> **STATED PROBLEM**
Of all the lines here, how many include the string "South"? Answer with the number only.

AVAILABLE RECORDS start

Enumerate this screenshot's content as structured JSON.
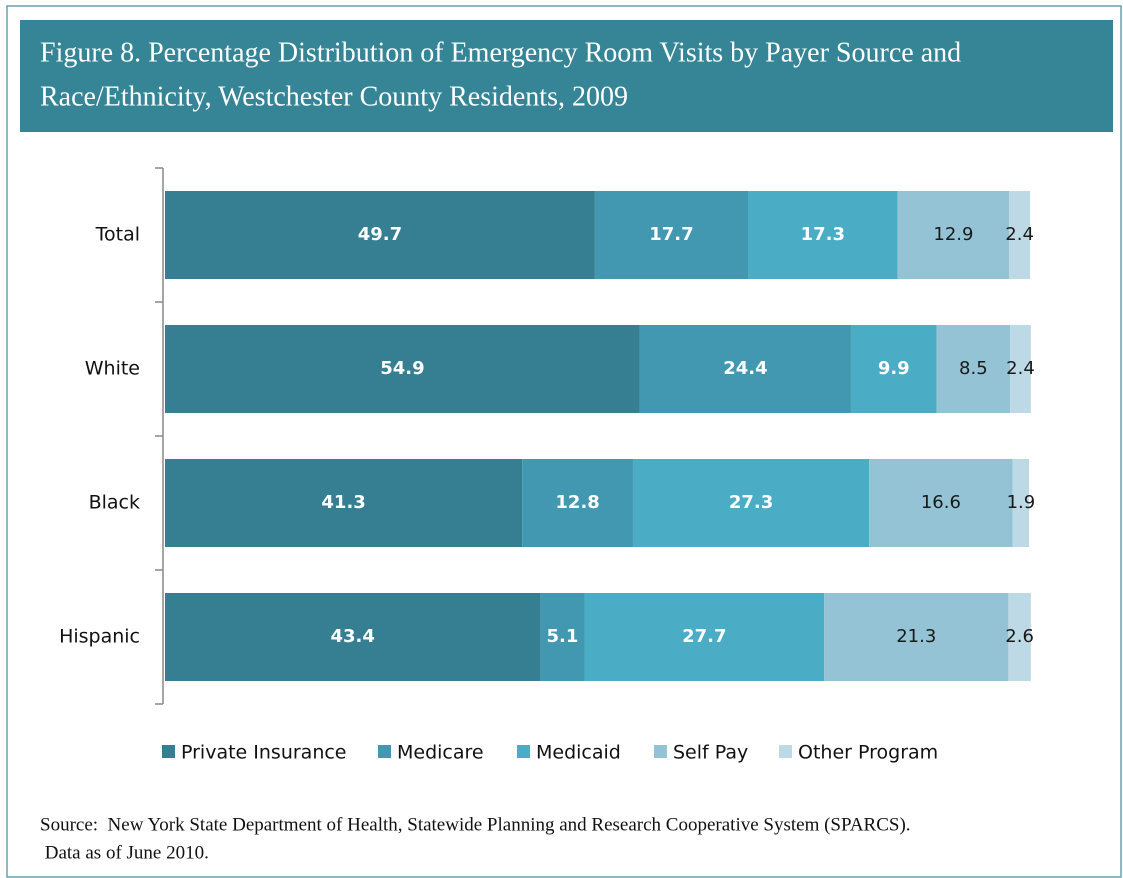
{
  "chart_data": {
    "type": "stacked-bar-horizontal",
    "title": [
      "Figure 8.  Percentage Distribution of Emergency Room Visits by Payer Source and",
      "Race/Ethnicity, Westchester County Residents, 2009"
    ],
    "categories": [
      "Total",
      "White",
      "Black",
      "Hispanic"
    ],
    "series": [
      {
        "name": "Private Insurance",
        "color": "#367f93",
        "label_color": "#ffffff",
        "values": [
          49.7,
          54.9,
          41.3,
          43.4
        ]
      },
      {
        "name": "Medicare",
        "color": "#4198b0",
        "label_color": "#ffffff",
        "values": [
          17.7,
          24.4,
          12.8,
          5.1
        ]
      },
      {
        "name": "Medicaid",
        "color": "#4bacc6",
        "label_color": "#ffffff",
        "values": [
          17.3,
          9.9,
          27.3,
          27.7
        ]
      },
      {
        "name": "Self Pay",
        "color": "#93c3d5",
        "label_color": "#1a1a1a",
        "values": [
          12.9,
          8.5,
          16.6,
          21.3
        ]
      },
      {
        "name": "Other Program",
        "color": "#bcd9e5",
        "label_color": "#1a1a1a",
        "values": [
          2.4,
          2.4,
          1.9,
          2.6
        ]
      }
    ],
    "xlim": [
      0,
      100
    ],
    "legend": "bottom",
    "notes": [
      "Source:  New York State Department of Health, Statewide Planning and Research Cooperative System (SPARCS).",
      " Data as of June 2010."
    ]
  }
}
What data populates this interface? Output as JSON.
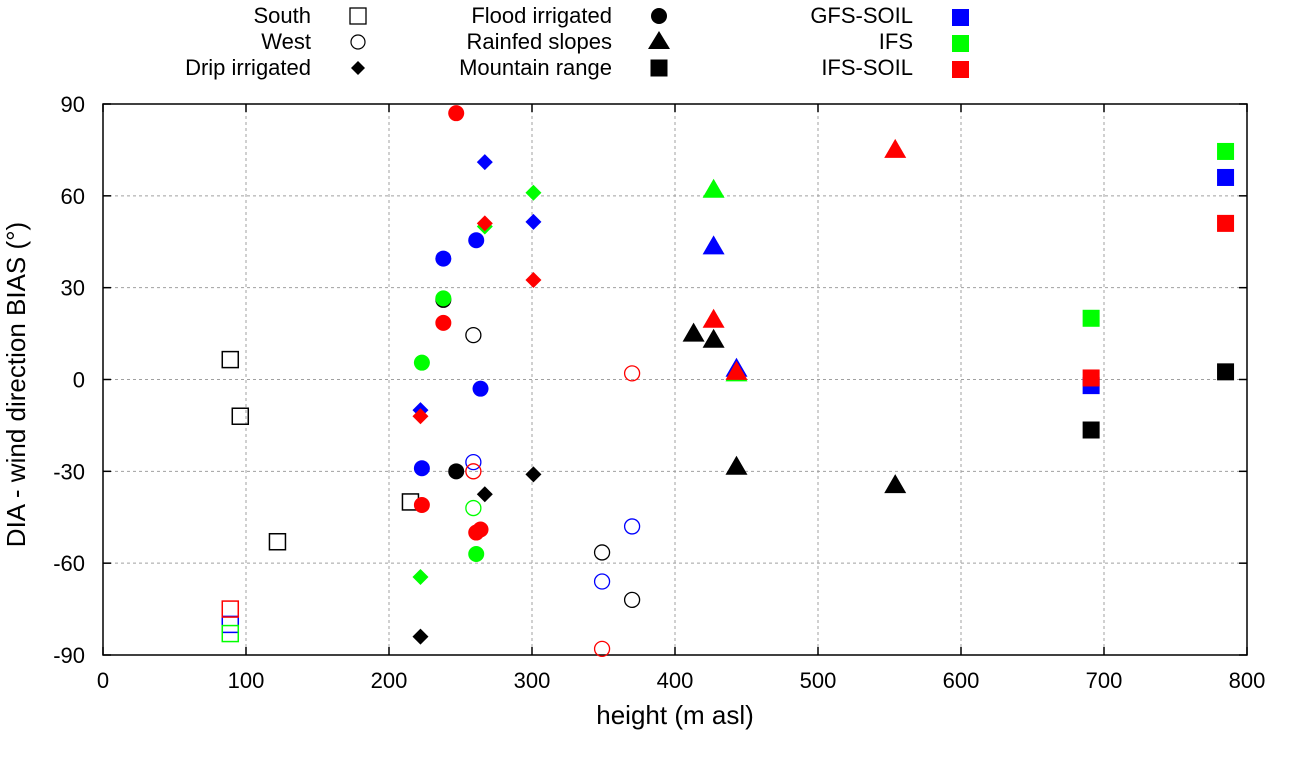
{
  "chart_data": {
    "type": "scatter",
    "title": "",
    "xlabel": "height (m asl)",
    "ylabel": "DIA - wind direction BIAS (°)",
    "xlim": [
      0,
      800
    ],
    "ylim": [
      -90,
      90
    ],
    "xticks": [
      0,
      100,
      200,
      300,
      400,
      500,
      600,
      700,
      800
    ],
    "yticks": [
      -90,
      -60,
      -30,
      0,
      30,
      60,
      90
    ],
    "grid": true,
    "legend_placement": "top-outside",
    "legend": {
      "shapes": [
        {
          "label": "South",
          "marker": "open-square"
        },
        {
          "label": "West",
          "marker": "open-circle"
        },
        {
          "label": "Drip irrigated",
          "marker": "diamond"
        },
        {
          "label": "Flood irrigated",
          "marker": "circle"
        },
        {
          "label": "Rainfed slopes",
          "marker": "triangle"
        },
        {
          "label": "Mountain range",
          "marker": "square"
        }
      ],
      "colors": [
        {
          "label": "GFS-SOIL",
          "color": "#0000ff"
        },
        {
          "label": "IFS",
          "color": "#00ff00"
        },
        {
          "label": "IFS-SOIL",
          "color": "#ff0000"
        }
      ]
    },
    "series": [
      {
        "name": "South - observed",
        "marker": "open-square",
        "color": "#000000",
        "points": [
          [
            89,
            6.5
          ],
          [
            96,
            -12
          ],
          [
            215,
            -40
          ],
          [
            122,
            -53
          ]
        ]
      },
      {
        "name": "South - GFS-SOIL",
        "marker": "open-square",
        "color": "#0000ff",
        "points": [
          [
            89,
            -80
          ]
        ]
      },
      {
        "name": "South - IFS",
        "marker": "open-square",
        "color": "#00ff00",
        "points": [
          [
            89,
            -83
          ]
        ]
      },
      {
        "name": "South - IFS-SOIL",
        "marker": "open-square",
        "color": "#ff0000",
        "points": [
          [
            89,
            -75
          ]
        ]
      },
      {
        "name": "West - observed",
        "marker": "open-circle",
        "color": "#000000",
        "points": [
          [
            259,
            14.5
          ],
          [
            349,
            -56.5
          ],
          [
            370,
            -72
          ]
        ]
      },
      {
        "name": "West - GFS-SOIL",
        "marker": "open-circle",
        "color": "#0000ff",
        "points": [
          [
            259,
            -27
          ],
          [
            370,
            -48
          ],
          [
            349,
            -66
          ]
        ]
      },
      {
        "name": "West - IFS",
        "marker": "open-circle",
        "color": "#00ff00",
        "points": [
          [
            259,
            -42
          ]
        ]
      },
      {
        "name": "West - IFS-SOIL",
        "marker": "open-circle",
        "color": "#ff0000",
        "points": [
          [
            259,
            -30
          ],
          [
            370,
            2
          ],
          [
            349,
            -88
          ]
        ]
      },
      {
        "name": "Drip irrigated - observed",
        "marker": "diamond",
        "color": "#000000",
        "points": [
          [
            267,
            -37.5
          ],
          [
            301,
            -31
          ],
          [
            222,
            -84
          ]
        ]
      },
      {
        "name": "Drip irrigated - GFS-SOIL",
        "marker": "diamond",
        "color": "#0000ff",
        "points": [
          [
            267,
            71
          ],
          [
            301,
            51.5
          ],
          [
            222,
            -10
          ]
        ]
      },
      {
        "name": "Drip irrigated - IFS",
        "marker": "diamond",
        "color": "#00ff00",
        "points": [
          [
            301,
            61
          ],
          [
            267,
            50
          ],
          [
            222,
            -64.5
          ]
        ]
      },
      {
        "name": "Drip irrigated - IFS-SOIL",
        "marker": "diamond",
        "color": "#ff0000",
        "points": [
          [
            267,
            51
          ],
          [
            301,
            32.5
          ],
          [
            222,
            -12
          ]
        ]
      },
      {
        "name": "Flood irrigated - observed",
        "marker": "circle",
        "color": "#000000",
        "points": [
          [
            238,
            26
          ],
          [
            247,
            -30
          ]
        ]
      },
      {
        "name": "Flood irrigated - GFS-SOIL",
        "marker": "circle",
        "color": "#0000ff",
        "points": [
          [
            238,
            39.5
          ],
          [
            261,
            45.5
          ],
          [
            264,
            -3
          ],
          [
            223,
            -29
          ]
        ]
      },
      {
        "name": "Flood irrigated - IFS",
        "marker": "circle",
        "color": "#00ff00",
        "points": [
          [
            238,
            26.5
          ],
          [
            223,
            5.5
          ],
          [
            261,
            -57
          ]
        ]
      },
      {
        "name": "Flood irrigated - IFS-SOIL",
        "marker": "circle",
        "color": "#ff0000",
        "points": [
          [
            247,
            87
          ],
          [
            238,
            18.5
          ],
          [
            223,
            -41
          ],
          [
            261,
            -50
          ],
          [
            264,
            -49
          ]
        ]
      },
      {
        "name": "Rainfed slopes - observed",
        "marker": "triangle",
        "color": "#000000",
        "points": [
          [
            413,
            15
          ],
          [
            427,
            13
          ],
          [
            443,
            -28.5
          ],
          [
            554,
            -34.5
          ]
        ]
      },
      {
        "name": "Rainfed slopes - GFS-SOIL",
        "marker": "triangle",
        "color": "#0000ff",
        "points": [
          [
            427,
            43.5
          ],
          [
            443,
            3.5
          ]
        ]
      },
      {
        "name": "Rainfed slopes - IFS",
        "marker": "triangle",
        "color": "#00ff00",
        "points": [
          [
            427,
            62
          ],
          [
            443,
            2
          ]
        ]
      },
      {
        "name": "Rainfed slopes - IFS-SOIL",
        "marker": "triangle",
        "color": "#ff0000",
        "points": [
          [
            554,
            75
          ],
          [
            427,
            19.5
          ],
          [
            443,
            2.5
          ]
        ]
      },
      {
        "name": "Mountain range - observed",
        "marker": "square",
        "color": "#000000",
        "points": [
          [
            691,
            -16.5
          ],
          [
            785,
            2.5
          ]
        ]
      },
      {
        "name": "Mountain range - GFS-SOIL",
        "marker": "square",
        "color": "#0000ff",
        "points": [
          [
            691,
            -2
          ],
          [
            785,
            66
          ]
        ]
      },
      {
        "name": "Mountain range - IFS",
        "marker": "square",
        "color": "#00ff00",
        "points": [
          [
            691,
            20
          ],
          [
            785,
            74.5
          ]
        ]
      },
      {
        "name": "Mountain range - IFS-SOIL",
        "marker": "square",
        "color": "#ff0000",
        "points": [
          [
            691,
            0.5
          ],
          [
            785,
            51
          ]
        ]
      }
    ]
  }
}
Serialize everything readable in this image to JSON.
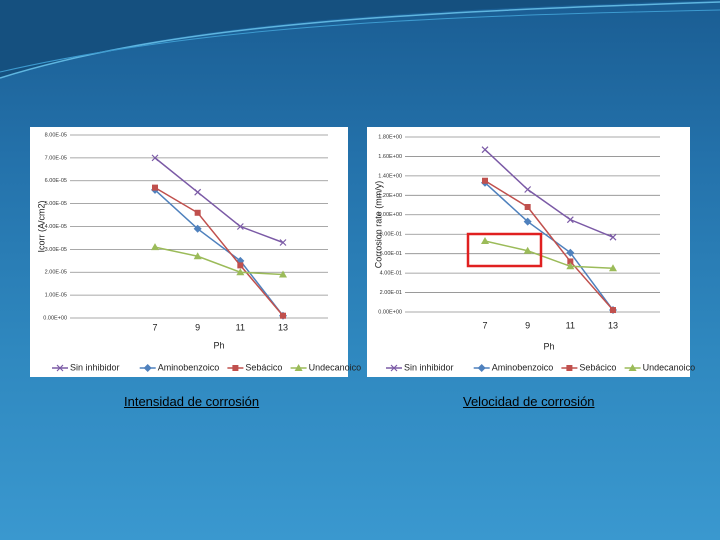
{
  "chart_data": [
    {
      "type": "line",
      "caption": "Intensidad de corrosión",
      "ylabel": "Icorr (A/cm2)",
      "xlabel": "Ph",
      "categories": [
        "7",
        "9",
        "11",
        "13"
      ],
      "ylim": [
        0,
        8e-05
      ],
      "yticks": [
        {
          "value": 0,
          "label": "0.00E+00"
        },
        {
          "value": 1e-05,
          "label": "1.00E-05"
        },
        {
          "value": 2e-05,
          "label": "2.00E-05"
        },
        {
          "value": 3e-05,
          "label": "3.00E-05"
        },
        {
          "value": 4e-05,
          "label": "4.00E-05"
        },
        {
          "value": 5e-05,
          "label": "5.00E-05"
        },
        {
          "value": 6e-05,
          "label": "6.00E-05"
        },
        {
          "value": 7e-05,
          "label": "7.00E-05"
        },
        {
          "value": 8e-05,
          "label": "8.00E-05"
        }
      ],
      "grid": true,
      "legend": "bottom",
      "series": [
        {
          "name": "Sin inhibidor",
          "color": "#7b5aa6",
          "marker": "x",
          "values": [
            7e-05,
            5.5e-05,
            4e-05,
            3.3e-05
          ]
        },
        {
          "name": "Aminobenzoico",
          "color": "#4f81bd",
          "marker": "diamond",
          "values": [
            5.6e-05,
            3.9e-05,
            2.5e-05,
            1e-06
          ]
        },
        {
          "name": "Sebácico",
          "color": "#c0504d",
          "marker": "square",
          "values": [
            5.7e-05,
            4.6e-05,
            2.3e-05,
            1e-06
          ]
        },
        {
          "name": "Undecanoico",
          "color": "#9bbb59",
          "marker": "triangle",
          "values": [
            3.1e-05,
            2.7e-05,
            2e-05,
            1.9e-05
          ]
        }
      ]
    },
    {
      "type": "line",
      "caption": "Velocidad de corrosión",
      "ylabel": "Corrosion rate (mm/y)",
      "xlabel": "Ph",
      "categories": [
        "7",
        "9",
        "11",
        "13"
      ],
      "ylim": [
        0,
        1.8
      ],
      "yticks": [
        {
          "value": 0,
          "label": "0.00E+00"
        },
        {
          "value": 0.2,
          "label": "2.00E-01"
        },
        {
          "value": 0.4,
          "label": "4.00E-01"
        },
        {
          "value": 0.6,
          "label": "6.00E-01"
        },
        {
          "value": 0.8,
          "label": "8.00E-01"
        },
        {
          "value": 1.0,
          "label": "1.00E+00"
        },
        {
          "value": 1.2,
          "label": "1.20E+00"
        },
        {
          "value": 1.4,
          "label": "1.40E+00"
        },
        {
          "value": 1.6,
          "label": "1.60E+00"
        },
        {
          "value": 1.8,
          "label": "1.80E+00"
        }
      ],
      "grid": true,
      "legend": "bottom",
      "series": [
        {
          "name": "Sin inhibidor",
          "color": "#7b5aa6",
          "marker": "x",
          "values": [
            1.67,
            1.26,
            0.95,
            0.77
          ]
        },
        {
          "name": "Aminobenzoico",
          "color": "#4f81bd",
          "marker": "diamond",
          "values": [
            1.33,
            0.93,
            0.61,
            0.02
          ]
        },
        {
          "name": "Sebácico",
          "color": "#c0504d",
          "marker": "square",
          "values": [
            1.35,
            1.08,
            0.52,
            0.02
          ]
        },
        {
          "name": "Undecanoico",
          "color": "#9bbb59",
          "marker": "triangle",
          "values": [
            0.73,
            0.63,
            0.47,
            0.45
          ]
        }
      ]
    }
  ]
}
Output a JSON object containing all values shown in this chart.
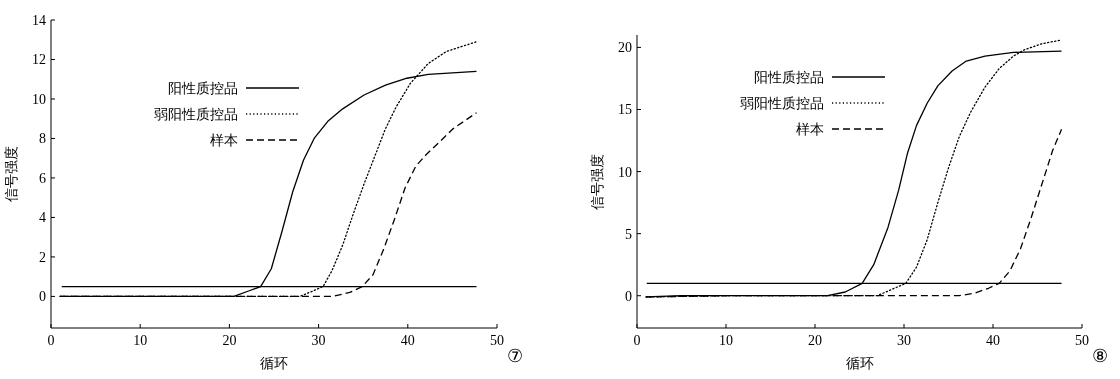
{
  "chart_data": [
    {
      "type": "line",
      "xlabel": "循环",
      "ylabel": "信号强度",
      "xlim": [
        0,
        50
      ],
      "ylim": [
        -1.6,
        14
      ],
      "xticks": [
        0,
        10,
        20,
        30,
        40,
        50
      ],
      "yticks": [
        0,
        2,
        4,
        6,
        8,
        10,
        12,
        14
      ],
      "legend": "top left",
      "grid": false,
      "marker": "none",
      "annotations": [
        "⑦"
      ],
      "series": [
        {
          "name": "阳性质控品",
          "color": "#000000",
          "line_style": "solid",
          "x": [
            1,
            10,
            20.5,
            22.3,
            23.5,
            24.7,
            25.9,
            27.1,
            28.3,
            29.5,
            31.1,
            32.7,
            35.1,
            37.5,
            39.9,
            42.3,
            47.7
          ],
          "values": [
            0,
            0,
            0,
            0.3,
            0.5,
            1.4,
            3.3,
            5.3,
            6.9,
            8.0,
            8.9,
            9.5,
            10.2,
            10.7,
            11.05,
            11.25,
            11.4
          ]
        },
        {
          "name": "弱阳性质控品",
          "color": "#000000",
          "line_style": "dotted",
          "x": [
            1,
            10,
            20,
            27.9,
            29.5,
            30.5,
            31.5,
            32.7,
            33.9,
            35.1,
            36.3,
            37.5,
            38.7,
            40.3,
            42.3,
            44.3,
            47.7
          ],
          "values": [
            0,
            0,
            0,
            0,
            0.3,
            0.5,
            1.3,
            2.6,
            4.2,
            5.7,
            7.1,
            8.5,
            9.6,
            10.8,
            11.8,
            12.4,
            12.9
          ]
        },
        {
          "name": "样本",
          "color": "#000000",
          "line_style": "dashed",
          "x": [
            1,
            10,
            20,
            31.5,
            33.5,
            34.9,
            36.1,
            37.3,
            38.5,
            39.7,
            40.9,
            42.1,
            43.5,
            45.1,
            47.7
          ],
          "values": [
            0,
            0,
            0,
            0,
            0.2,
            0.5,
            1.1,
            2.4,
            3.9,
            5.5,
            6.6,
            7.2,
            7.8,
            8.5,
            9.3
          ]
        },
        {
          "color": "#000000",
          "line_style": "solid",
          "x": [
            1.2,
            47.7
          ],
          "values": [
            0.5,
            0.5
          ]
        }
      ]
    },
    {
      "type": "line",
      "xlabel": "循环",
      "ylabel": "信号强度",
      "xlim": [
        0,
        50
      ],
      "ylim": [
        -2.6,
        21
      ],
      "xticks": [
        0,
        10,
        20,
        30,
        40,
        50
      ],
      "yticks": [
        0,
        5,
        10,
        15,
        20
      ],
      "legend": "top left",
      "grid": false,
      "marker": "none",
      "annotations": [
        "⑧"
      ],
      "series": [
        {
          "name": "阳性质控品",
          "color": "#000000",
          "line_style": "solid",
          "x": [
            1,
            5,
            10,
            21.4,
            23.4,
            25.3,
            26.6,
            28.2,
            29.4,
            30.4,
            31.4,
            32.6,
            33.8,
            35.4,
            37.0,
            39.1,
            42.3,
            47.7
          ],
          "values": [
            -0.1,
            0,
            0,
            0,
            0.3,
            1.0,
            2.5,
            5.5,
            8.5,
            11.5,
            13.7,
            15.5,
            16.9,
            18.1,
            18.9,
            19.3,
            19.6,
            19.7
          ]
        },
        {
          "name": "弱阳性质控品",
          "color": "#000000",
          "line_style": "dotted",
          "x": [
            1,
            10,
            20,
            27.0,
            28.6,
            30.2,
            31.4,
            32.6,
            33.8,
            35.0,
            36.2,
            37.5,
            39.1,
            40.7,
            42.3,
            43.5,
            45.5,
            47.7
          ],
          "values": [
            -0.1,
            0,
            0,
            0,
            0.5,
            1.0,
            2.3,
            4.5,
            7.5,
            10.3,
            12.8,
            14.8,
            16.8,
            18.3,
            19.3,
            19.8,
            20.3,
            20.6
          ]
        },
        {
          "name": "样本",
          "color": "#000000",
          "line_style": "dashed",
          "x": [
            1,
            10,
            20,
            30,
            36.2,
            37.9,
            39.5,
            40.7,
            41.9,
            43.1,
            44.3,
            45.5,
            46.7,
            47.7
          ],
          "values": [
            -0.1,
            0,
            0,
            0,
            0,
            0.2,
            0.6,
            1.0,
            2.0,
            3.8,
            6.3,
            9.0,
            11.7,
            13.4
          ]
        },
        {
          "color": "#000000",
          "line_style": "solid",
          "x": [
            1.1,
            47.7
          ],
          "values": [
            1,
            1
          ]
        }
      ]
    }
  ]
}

AVAILABLE RECORDS end

> **SOLUTION**
5